#### PROBLEM DESCRIPTION:
State how many lines of the entries hold the string "queues", and nothing more.

#### EXTRACTED ENTRIES:

------------

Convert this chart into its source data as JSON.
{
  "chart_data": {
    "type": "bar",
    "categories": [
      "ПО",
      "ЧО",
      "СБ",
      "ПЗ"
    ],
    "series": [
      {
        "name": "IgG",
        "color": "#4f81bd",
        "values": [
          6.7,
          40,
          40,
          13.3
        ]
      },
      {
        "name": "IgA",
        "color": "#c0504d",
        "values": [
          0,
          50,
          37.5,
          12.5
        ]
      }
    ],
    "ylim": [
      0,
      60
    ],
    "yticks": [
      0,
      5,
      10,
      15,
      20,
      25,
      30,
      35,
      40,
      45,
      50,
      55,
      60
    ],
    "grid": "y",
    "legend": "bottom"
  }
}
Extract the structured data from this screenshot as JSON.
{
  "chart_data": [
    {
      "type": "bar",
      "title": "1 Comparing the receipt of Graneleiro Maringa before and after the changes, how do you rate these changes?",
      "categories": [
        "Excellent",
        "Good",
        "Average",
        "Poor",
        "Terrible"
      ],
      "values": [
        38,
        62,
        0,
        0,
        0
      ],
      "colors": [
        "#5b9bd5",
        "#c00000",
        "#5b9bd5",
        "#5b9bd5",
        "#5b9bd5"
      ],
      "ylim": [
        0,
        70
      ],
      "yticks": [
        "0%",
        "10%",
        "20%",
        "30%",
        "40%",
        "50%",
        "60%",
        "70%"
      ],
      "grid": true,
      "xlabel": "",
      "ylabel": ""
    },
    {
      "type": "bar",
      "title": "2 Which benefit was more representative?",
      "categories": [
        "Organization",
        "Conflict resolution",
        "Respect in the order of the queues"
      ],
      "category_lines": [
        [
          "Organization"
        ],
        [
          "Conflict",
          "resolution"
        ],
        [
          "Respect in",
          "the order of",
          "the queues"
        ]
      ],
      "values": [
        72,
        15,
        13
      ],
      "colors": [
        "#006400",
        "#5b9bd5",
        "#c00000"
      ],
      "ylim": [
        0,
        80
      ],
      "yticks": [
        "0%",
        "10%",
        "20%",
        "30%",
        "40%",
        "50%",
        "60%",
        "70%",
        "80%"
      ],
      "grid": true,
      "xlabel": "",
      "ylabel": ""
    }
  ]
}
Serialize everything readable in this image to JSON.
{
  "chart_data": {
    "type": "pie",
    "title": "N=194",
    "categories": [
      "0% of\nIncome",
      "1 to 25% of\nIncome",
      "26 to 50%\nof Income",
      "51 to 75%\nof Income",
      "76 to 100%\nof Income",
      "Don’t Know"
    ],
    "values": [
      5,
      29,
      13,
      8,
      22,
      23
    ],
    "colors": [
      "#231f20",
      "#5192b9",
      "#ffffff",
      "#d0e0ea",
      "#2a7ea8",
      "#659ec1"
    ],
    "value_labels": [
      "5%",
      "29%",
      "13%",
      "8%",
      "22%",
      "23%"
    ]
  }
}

------------

#### THE RESPONSE:
2